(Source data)
----------------
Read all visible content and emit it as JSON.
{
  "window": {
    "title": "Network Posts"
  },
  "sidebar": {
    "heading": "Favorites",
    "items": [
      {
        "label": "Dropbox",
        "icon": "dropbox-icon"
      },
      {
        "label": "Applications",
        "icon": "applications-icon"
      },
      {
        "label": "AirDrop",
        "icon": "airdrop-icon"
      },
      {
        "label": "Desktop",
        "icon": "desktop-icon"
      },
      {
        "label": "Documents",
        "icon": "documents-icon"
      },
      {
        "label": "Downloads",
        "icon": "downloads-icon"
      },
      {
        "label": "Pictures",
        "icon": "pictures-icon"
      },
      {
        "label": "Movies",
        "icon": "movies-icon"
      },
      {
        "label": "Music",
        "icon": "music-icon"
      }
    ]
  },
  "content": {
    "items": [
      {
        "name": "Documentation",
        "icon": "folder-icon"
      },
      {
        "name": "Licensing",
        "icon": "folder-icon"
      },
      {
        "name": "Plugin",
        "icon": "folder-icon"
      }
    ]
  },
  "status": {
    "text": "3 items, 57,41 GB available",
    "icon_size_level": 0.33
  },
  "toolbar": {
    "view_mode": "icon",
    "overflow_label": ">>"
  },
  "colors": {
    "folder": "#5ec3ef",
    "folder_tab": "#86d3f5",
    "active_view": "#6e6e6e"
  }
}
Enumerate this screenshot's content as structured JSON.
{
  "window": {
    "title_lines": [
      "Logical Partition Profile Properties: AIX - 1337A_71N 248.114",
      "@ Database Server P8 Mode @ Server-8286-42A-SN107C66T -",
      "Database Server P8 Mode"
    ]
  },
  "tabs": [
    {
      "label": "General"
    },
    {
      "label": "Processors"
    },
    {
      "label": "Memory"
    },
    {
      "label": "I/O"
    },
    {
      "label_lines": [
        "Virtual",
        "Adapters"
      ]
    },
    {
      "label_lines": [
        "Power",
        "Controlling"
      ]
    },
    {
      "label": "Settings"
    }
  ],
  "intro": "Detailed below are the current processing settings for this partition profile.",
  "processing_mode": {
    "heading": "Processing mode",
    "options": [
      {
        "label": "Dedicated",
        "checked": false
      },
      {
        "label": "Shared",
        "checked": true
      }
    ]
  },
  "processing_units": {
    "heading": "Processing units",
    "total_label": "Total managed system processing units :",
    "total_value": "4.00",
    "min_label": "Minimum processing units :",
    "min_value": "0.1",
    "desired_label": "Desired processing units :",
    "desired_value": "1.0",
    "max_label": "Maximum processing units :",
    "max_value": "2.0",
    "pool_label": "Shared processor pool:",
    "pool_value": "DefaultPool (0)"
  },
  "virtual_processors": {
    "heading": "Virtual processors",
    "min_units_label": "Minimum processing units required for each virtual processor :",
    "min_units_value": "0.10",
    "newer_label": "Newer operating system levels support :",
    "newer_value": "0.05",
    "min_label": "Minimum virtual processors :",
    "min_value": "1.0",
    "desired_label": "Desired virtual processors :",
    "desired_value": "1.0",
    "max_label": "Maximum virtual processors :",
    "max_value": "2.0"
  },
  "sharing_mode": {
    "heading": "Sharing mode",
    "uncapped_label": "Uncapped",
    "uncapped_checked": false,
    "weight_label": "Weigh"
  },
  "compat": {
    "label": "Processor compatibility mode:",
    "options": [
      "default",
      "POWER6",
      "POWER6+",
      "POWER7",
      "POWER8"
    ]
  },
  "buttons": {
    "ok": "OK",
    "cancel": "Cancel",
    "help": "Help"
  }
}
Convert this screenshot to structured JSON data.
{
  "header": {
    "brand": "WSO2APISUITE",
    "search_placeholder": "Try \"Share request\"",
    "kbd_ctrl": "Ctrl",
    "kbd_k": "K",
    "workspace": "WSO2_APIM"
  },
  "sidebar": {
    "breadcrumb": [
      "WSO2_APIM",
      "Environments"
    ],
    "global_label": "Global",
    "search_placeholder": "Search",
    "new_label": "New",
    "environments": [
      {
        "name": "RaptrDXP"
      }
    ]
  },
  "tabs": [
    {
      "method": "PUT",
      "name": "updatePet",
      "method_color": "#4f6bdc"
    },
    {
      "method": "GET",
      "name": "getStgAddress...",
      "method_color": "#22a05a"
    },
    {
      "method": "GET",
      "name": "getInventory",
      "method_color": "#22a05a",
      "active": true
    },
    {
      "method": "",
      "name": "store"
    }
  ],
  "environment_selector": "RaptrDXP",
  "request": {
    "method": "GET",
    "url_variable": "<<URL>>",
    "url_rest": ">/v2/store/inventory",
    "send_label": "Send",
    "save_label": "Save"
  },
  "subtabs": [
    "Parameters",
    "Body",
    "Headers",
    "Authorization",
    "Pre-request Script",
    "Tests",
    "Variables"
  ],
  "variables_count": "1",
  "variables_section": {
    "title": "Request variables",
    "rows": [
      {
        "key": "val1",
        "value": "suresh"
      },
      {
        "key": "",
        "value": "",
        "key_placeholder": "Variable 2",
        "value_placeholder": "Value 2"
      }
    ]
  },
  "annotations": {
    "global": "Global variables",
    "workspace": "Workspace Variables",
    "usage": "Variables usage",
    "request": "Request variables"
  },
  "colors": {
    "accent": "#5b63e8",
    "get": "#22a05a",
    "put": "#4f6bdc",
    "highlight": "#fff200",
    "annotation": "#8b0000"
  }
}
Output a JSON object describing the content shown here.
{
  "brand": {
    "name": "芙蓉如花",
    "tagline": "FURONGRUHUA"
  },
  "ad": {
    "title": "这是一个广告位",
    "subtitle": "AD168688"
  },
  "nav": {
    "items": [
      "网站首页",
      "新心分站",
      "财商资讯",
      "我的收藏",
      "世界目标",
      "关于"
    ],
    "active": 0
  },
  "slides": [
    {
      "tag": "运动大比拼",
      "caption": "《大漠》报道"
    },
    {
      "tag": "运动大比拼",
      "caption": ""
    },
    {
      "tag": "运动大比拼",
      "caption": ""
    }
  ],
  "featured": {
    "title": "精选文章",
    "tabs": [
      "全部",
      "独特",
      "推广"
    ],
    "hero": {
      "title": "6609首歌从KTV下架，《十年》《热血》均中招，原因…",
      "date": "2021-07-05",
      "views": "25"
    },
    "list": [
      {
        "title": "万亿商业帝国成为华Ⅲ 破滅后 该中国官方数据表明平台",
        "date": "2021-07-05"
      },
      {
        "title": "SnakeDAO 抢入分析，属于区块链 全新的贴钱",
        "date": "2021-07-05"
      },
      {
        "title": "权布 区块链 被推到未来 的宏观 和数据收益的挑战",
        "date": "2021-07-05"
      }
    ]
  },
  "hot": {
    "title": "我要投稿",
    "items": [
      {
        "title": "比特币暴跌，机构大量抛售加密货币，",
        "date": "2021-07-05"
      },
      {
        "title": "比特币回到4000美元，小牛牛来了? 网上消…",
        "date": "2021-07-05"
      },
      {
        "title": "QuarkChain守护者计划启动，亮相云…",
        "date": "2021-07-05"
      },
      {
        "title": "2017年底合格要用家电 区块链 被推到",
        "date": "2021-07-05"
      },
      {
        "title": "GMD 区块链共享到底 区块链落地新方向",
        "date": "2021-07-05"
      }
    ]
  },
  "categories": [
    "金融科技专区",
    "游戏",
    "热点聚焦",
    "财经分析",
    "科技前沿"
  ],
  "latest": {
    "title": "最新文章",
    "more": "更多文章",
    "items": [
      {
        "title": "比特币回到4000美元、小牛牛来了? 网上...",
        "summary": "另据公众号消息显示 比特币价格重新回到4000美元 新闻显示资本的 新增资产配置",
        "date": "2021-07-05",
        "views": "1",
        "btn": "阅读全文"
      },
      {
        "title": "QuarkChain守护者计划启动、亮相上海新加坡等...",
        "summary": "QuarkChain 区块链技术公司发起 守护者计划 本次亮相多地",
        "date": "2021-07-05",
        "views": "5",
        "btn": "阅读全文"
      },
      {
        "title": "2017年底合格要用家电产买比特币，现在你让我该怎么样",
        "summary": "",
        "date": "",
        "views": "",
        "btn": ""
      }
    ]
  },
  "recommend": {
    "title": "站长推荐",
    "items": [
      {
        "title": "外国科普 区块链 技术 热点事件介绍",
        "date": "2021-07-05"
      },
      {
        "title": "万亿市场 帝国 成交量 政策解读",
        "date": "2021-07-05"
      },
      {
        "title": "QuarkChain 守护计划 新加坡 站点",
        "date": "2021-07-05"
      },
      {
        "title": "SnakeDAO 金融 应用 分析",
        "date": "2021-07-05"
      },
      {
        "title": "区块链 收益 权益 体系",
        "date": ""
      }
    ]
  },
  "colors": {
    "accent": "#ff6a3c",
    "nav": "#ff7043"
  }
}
----------------
#### THE PROBLEM
Each line in the data that holds the string "Maximum" should be found and copied.

#### RESPONSE FOR THIS EXERCISE
    "max_label": "Maximum processing units :",
    "max_label": "Maximum virtual processors :",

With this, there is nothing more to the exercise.